> **Exercise prompt**
Reproduce word for word the part of the wild plant foods article below, from "Lewis and Clark" to "for days afterward.".

> **Passage to read**
———

Now, here's the surprising part: Even with a whole new world of manufactured products to make us queasy, coifed and childless, not everyone has given up entirely on wild foliage and moved on to higher forms of vegetation such as a McDonald's Bacon Ranch Crispy Chicken Salad.

For this year's food issue, BW turns its hungry gaze back to the wilds--and in particular, to what are historically perhaps the three most popular plant foods in the West: camas, wild huckleberries and pine nuts--to see how grazers strive to make wild foods work for today's population. The challenges they face range from cultural indifference, to overwhelming corporate interest, to a government that would rather just simply buy the same thing from China, but the goal in all three cases is the same: to stay wild.

Author's Note: Many nutritious, sorta-delicious wild plants look a lot like other plants that will, as the kids say, kill you dead. The author does not claim to be an authority on this matter, and this article is not meant as a field guide. If you're interested in learning the fine art of grazing, follow the links at to a host of experts who are confident in their judgment of whether that's a camas or a deathcamas in your hand.


Any discussion of the history of wild plant harvesting in Idaho must begin with roots--and more specifically, the Western camas. This is somewhat unfortunate, because white writers have historically had great difficulty in both explaining the taste of this Native American staple and in digesting the plant itself.

Lewis and Clark provided the first written record of the camas in 1805, when the Nez Perce tribe gave roasted camas bulbs to the half-starved explorers and their crew soon after they passed over the Continental Divide. Lewis noted at the time that the flowers were the color of "a lake of fine clear water" and called the Nez Perce version of camas, wherein the root is cooked for three days in an earthen oven, a "sumptuous treat." He noted later, however, that it had made his men violently ill for days afterward.

Scottish explorer and botanist David Douglas had equally bad luck, but gave a more precise description when he tried camas in Oregon in 1826. After his first sample, Douglas said the root tasted "much like a baked pear" but felt like a hurricane.

———

> **Extracted information**
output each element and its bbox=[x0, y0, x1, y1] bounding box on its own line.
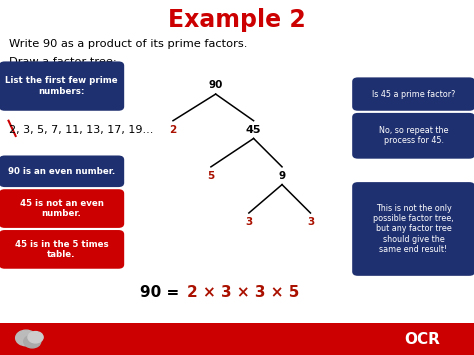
Text: 90 =: 90 = bbox=[140, 285, 184, 300]
Text: Example 2: Example 2 bbox=[168, 7, 306, 32]
Text: Draw a factor tree:: Draw a factor tree: bbox=[9, 57, 117, 67]
Circle shape bbox=[16, 330, 36, 346]
Circle shape bbox=[24, 335, 41, 348]
Circle shape bbox=[28, 332, 43, 343]
Text: 45 is not an even
number.: 45 is not an even number. bbox=[20, 199, 103, 218]
Text: 3: 3 bbox=[245, 217, 253, 227]
FancyBboxPatch shape bbox=[0, 61, 124, 111]
Text: 45 is in the 5 times
table.: 45 is in the 5 times table. bbox=[15, 240, 109, 259]
Text: 2, 3, 5, 7, 11, 13, 17, 19...: 2, 3, 5, 7, 11, 13, 17, 19... bbox=[9, 125, 154, 135]
Text: 2: 2 bbox=[169, 125, 177, 135]
Text: Is 45 a prime factor?: Is 45 a prime factor? bbox=[372, 89, 455, 99]
Text: 9: 9 bbox=[278, 171, 286, 181]
Text: 2 × 3 × 3 × 5: 2 × 3 × 3 × 5 bbox=[187, 285, 300, 300]
Text: 90 is an even number.: 90 is an even number. bbox=[8, 167, 115, 176]
Text: 3: 3 bbox=[307, 217, 314, 227]
FancyBboxPatch shape bbox=[0, 323, 474, 355]
Text: OCR: OCR bbox=[404, 332, 440, 346]
FancyBboxPatch shape bbox=[352, 77, 474, 111]
Text: This is not the only
possible factor tree,
but any factor tree
should give the
s: This is not the only possible factor tre… bbox=[373, 204, 454, 254]
Text: Write 90 as a product of its prime factors.: Write 90 as a product of its prime facto… bbox=[9, 39, 248, 49]
FancyBboxPatch shape bbox=[352, 113, 474, 159]
FancyBboxPatch shape bbox=[0, 189, 124, 228]
FancyBboxPatch shape bbox=[0, 155, 124, 187]
Text: No, so repeat the
process for 45.: No, so repeat the process for 45. bbox=[379, 126, 448, 146]
Text: List the first few prime
numbers:: List the first few prime numbers: bbox=[5, 76, 118, 96]
Text: 45: 45 bbox=[246, 125, 261, 135]
Text: 90: 90 bbox=[209, 80, 223, 90]
FancyBboxPatch shape bbox=[0, 230, 124, 269]
Text: 5: 5 bbox=[207, 171, 215, 181]
FancyBboxPatch shape bbox=[352, 182, 474, 276]
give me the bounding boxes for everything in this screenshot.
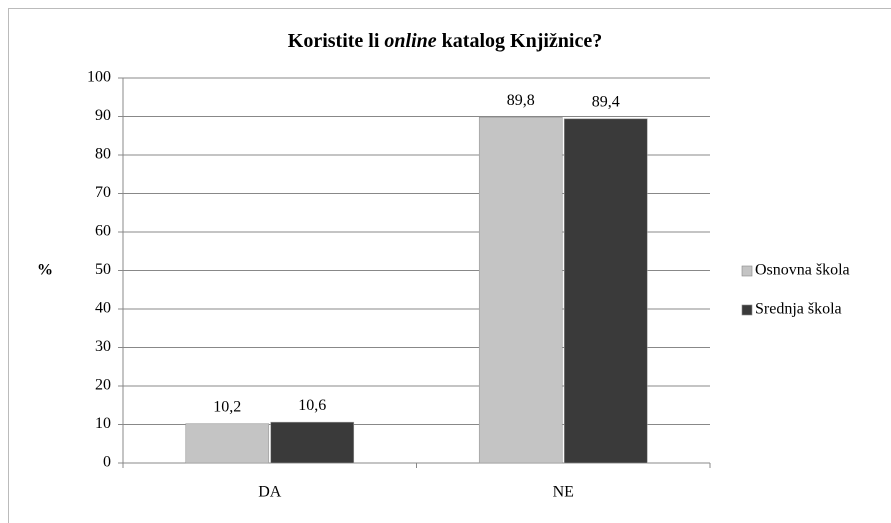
legend-swatch bbox=[741, 304, 753, 316]
y-tick-label: 70 bbox=[95, 184, 111, 201]
title-part: online bbox=[384, 30, 436, 52]
data-label: 10,2 bbox=[213, 398, 241, 415]
y-tick-label: 90 bbox=[95, 107, 111, 124]
y-axis-label: % bbox=[37, 262, 53, 279]
x-tick-label: NE bbox=[553, 484, 574, 501]
x-tick-label: DA bbox=[258, 484, 282, 501]
y-tick-label: 60 bbox=[95, 223, 111, 240]
bar bbox=[270, 421, 355, 464]
y-tick-label: 0 bbox=[103, 454, 111, 471]
bar bbox=[563, 118, 648, 464]
chart-title: Koristite li online katalog Knjižnice? bbox=[288, 30, 602, 52]
y-tick-label: 100 bbox=[87, 69, 111, 86]
legend-label: Srednja škola bbox=[755, 301, 842, 318]
y-tick-label: 10 bbox=[95, 415, 111, 432]
data-label: 10,6 bbox=[298, 397, 326, 414]
data-label: 89,4 bbox=[592, 93, 620, 110]
y-tick-label: 80 bbox=[95, 146, 111, 163]
bar bbox=[478, 116, 563, 464]
legend-label: Osnovna škola bbox=[755, 262, 850, 279]
legend-swatch bbox=[741, 265, 753, 277]
y-tick-label: 40 bbox=[95, 300, 111, 317]
y-tick-label: 50 bbox=[95, 261, 111, 278]
bar bbox=[185, 423, 270, 464]
data-label: 89,8 bbox=[507, 92, 535, 109]
title-part: Koristite li bbox=[288, 30, 385, 52]
title-part: katalog Knjižnice? bbox=[437, 30, 603, 52]
y-tick-label: 30 bbox=[95, 338, 111, 355]
y-tick-label: 20 bbox=[95, 377, 111, 394]
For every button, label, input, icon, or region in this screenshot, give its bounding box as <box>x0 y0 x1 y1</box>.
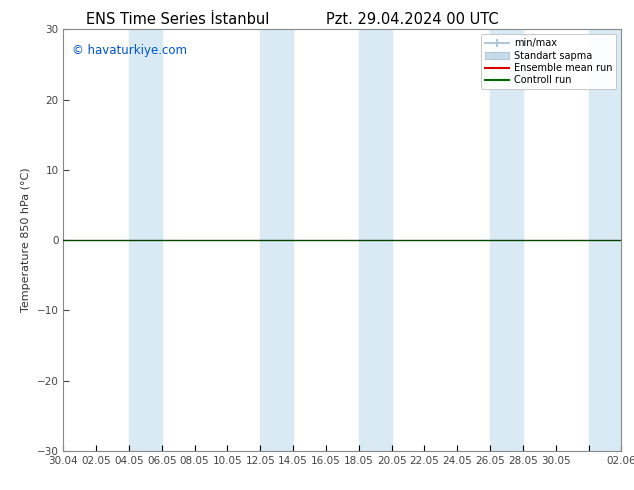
Bar <box>490 29 523 451</box>
Y-axis label: Temperature 850 hPa (°C): Temperature 850 hPa (°C) <box>21 168 31 313</box>
Legend: min/max, Standart sapma, Ensemble mean run, Controll run: min/max, Standart sapma, Ensemble mean r… <box>481 34 616 89</box>
Text: ENS Time Series İstanbul: ENS Time Series İstanbul <box>86 12 269 27</box>
Bar <box>359 29 392 451</box>
Bar <box>261 29 293 451</box>
Bar <box>129 29 162 451</box>
Text: Pzt. 29.04.2024 00 UTC: Pzt. 29.04.2024 00 UTC <box>326 12 498 27</box>
Text: © havaturkiye.com: © havaturkiye.com <box>72 44 187 57</box>
Bar <box>588 29 621 451</box>
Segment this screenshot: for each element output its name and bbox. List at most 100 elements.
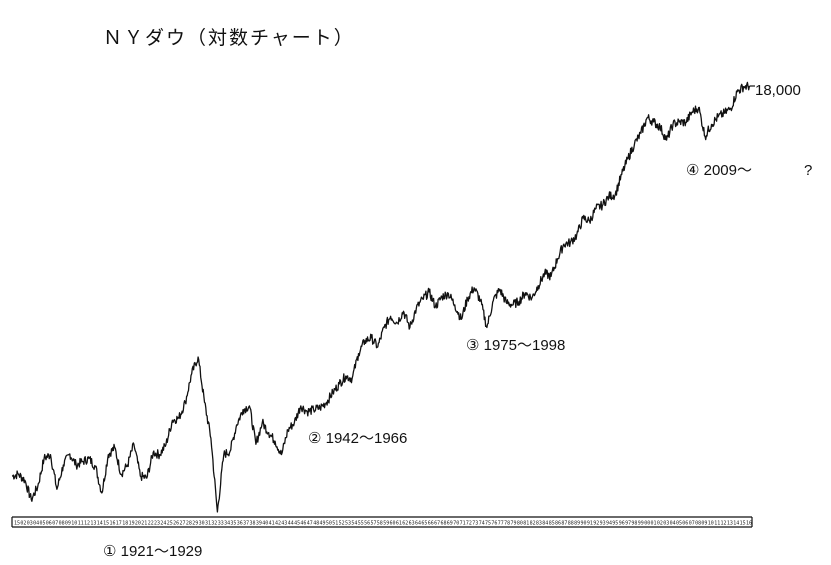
x-tick-label: 02: [657, 521, 663, 527]
x-tick-label: 11: [78, 521, 84, 527]
x-axis: [11, 516, 753, 528]
x-tick-label: 03: [27, 521, 33, 527]
x-tick-label: 91: [587, 521, 593, 527]
x-tick-labels: 15 02 03 04 05 06 07 08 09 10 11 12 13 14 15 16 17 18 19 20…: [14, 521, 752, 527]
annotation-1921-1929: ① 1921～1929: [103, 543, 202, 560]
x-tick-label: 97: [625, 521, 631, 527]
x-tick-label: 70: [453, 521, 459, 527]
x-tick-label: 74: [479, 521, 485, 527]
x-tick-label: 62: [402, 521, 408, 527]
x-tick-label: 93: [600, 521, 606, 527]
x-tick-label: 69: [447, 521, 453, 527]
x-tick-label: 17: [116, 521, 122, 527]
x-tick-label: 61: [396, 521, 402, 527]
x-tick-label: 90: [581, 521, 587, 527]
x-tick-label: 86: [555, 521, 561, 527]
x-tick-label: 15: [740, 521, 746, 527]
x-tick-label: 71: [460, 521, 466, 527]
x-tick-label: 81: [523, 521, 529, 527]
x-tick-label: 06: [682, 521, 688, 527]
x-tick-label: 03: [663, 521, 669, 527]
x-tick-label: 24: [160, 521, 166, 527]
x-tick-label: 85: [549, 521, 555, 527]
x-tick-label: 20: [135, 521, 141, 527]
x-tick-label: 02: [20, 521, 26, 527]
x-tick-label: 38: [250, 521, 256, 527]
x-tick-label: 07: [52, 521, 58, 527]
x-tick-label: 30: [199, 521, 205, 527]
x-tick-label: 50: [326, 521, 332, 527]
x-tick-label: 84: [542, 521, 548, 527]
x-tick-label: 05: [40, 521, 46, 527]
annotation-1942-1966: ② 1942～1966: [308, 430, 407, 447]
x-tick-label: 36: [237, 521, 243, 527]
annotation-1975-1998: ③ 1975～1998: [466, 337, 565, 354]
x-tick-label: 65: [421, 521, 427, 527]
x-tick-label: 34: [224, 521, 230, 527]
x-tick-label: 21: [141, 521, 147, 527]
x-tick-label: 58: [377, 521, 383, 527]
x-tick-label: 46: [300, 521, 306, 527]
x-tick-label: 73: [472, 521, 478, 527]
x-tick-label: 15: [103, 521, 109, 527]
x-tick-label: 56: [364, 521, 370, 527]
x-tick-label: 95: [612, 521, 618, 527]
x-tick-label: 59: [383, 521, 389, 527]
x-tick-label: 14: [733, 521, 739, 527]
x-tick-label: 54: [351, 521, 357, 527]
x-tick-label: 75: [485, 521, 491, 527]
x-tick-label: 06: [46, 521, 52, 527]
x-tick-label: 10: [71, 521, 77, 527]
x-tick-label: 22: [148, 521, 154, 527]
x-tick-label: 55: [358, 521, 364, 527]
x-tick-label: 13: [90, 521, 96, 527]
x-tick-label: 10: [708, 521, 714, 527]
x-tick-label: 79: [511, 521, 517, 527]
x-tick-label: 49: [320, 521, 326, 527]
x-tick-label: 28: [186, 521, 192, 527]
x-tick-label: 01: [651, 521, 657, 527]
annotation-18000: 18,000: [755, 82, 801, 99]
x-tick-label: 07: [689, 521, 695, 527]
x-tick-label: 14: [97, 521, 103, 527]
x-tick-label: 53: [345, 521, 351, 527]
x-tick-label: 29: [192, 521, 198, 527]
x-tick-label: 04: [33, 521, 39, 527]
x-tick-label: 51: [332, 521, 338, 527]
x-tick-label: 99: [638, 521, 644, 527]
x-tick-label: 12: [721, 521, 727, 527]
x-tick-label: 44: [288, 521, 294, 527]
x-tick-label: 05: [676, 521, 682, 527]
x-tick-label: 92: [593, 521, 599, 527]
x-tick-label: 89: [574, 521, 580, 527]
x-tick-label: 11: [714, 521, 720, 527]
x-tick-label: 64: [415, 521, 421, 527]
x-tick-label: 16: [746, 521, 752, 527]
x-tick-label: 37: [243, 521, 249, 527]
x-tick-label: 08: [59, 521, 65, 527]
x-tick-label: 96: [619, 521, 625, 527]
x-tick-label: 13: [727, 521, 733, 527]
x-tick-label: 80: [517, 521, 523, 527]
x-tick-label: 00: [644, 521, 650, 527]
x-tick-label: 57: [371, 521, 377, 527]
annotation-question: ?: [804, 162, 812, 179]
x-tick-label: 82: [530, 521, 536, 527]
x-tick-label: 23: [154, 521, 160, 527]
x-tick-label: 43: [281, 521, 287, 527]
x-tick-label: 47: [307, 521, 313, 527]
x-tick-label: 88: [568, 521, 574, 527]
x-tick-label: 60: [390, 521, 396, 527]
x-tick-label: 12: [84, 521, 90, 527]
x-tick-label: 48: [313, 521, 319, 527]
x-tick-label: 26: [173, 521, 179, 527]
dow-price-line: [11, 81, 751, 513]
price-line-group: [11, 81, 755, 513]
x-tick-label: 78: [504, 521, 510, 527]
x-tick-label: 18: [122, 521, 128, 527]
x-tick-label: 68: [441, 521, 447, 527]
x-tick-label: 41: [269, 521, 275, 527]
x-tick-label: 66: [428, 521, 434, 527]
x-tick-label: 25: [167, 521, 173, 527]
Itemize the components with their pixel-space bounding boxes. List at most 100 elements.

———

> **The solution**
Lewis and Clark provided the first written record of the camas in 1805, when the Nez Perce tribe gave roasted camas bulbs to the half-starved explorers and their crew soon after they passed over the Continental Divide. Lewis noted at the time that the flowers were the color of "a lake of fine clear water" and called the Nez Perce version of camas, wherein the root is cooked for three days in an earthen oven, a "sumptuous treat." He noted later, however, that it had made his men violently ill for days afterward.